## DATA TO USE

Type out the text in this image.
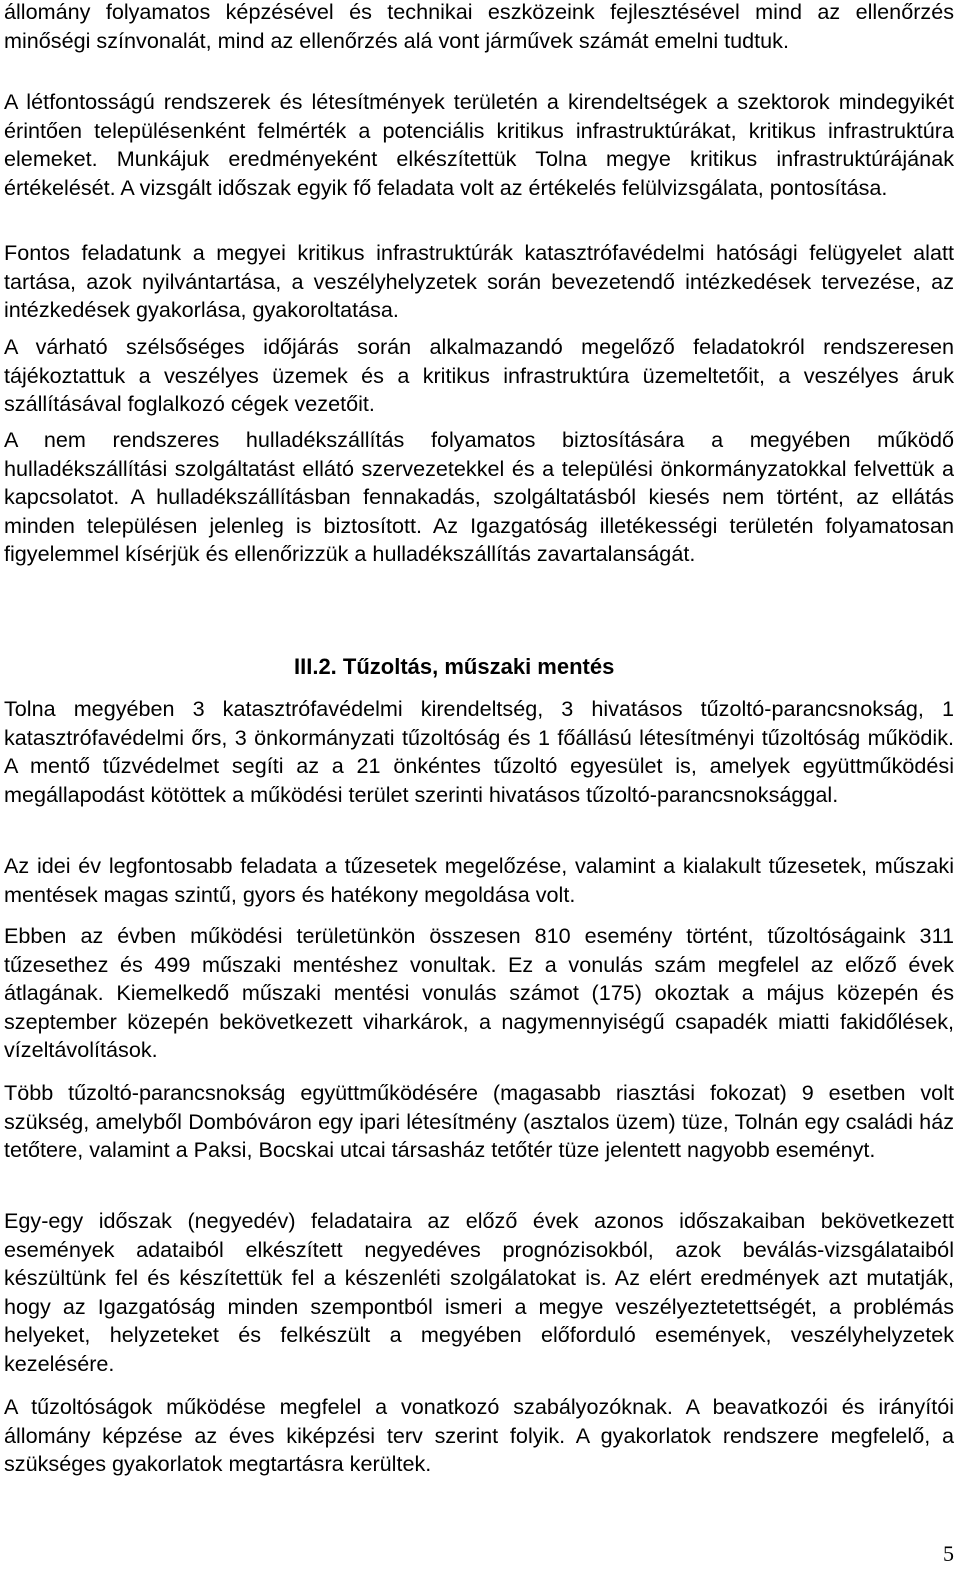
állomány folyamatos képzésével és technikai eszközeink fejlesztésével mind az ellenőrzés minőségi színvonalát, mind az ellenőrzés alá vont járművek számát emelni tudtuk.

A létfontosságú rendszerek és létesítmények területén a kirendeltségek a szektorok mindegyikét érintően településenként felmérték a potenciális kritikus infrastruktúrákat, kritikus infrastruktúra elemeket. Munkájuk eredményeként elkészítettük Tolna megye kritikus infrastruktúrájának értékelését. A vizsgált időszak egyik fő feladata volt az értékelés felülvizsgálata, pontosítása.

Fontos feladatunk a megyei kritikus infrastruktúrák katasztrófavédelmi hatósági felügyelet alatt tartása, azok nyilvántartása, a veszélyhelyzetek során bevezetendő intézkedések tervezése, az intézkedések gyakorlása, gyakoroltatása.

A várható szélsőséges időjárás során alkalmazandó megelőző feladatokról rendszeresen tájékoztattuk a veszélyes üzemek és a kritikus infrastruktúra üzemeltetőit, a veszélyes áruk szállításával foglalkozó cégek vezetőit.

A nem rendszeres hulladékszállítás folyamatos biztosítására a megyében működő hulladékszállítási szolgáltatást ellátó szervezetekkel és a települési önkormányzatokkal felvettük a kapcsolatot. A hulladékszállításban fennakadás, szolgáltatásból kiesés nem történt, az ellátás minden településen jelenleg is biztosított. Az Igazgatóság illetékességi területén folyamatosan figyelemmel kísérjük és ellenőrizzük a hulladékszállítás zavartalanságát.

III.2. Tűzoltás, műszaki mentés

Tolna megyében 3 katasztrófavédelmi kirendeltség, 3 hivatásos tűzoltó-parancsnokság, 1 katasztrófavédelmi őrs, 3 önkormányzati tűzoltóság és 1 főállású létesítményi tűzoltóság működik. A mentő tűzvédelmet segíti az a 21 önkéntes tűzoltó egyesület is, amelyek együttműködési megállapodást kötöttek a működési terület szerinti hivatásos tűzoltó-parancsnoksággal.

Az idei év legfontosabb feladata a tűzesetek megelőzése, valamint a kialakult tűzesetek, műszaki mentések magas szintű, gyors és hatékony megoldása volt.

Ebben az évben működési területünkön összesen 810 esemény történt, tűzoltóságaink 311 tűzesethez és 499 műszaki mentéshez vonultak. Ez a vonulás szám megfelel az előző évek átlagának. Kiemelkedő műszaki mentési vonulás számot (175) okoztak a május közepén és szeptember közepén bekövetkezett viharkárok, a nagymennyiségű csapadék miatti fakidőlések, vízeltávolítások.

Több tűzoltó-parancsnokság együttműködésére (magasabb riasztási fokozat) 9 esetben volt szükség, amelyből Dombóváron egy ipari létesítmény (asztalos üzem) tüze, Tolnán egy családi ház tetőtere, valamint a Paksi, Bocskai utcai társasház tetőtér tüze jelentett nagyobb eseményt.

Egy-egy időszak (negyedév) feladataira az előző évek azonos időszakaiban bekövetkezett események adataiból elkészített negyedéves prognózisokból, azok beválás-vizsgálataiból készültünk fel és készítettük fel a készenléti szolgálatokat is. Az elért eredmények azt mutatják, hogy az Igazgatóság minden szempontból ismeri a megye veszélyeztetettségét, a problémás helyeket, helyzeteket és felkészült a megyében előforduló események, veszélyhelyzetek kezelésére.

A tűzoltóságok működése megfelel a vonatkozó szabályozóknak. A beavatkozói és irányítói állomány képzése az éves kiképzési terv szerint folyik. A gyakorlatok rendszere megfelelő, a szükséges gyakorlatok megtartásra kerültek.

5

## TASK INSTRUCTIONS
Repeat the data exactly, dropping every picture it holds.

## ANSWER TO THE PROBLEM
Type out the text in this image.
állomány folyamatos képzésével és technikai eszközeink fejlesztésével mind az ellenőrzés minőségi színvonalát, mind az ellenőrzés alá vont járművek számát emelni tudtuk.

A létfontosságú rendszerek és létesítmények területén a kirendeltségek a szektorok mindegyikét érintően településenként felmérték a potenciális kritikus infrastruktúrákat, kritikus infrastruktúra elemeket. Munkájuk eredményeként elkészítettük Tolna megye kritikus infrastruktúrájának értékelését. A vizsgált időszak egyik fő feladata volt az értékelés felülvizsgálata, pontosítása.

Fontos feladatunk a megyei kritikus infrastruktúrák katasztrófavédelmi hatósági felügyelet alatt tartása, azok nyilvántartása, a veszélyhelyzetek során bevezetendő intézkedések tervezése, az intézkedések gyakorlása, gyakoroltatása.

A várható szélsőséges időjárás során alkalmazandó megelőző feladatokról rendszeresen tájékoztattuk a veszélyes üzemek és a kritikus infrastruktúra üzemeltetőit, a veszélyes áruk szállításával foglalkozó cégek vezetőit.

A nem rendszeres hulladékszállítás folyamatos biztosítására a megyében működő hulladékszállítási szolgáltatást ellátó szervezetekkel és a települési önkormányzatokkal felvettük a kapcsolatot. A hulladékszállításban fennakadás, szolgáltatásból kiesés nem történt, az ellátás minden településen jelenleg is biztosított. Az Igazgatóság illetékességi területén folyamatosan figyelemmel kísérjük és ellenőrizzük a hulladékszállítás zavartalanságát.

III.2. Tűzoltás, műszaki mentés

Tolna megyében 3 katasztrófavédelmi kirendeltség, 3 hivatásos tűzoltó-parancsnokság, 1 katasztrófavédelmi őrs, 3 önkormányzati tűzoltóság és 1 főállású létesítményi tűzoltóság működik. A mentő tűzvédelmet segíti az a 21 önkéntes tűzoltó egyesület is, amelyek együttműködési megállapodást kötöttek a működési terület szerinti hivatásos tűzoltó-parancsnoksággal.

Az idei év legfontosabb feladata a tűzesetek megelőzése, valamint a kialakult tűzesetek, műszaki mentések magas szintű, gyors és hatékony megoldása volt.

Ebben az évben működési területünkön összesen 810 esemény történt, tűzoltóságaink 311 tűzesethez és 499 műszaki mentéshez vonultak. Ez a vonulás szám megfelel az előző évek átlagának. Kiemelkedő műszaki mentési vonulás számot (175) okoztak a május közepén és szeptember közepén bekövetkezett viharkárok, a nagymennyiségű csapadék miatti fakidőlések, vízeltávolítások.

Több tűzoltó-parancsnokság együttműködésére (magasabb riasztási fokozat) 9 esetben volt szükség, amelyből Dombóváron egy ipari létesítmény (asztalos üzem) tüze, Tolnán egy családi ház tetőtere, valamint a Paksi, Bocskai utcai társasház tetőtér tüze jelentett nagyobb eseményt.

Egy-egy időszak (negyedév) feladataira az előző évek azonos időszakaiban bekövetkezett események adataiból elkészített negyedéves prognózisokból, azok beválás-vizsgálataiból készültünk fel és készítettük fel a készenléti szolgálatokat is. Az elért eredmények azt mutatják, hogy az Igazgatóság minden szempontból ismeri a megye veszélyeztetettségét, a problémás helyeket, helyzeteket és felkészült a megyében előforduló események, veszélyhelyzetek kezelésére.

A tűzoltóságok működése megfelel a vonatkozó szabályozóknak. A beavatkozói és irányítói állomány képzése az éves kiképzési terv szerint folyik. A gyakorlatok rendszere megfelelő, a szükséges gyakorlatok megtartásra kerültek.

5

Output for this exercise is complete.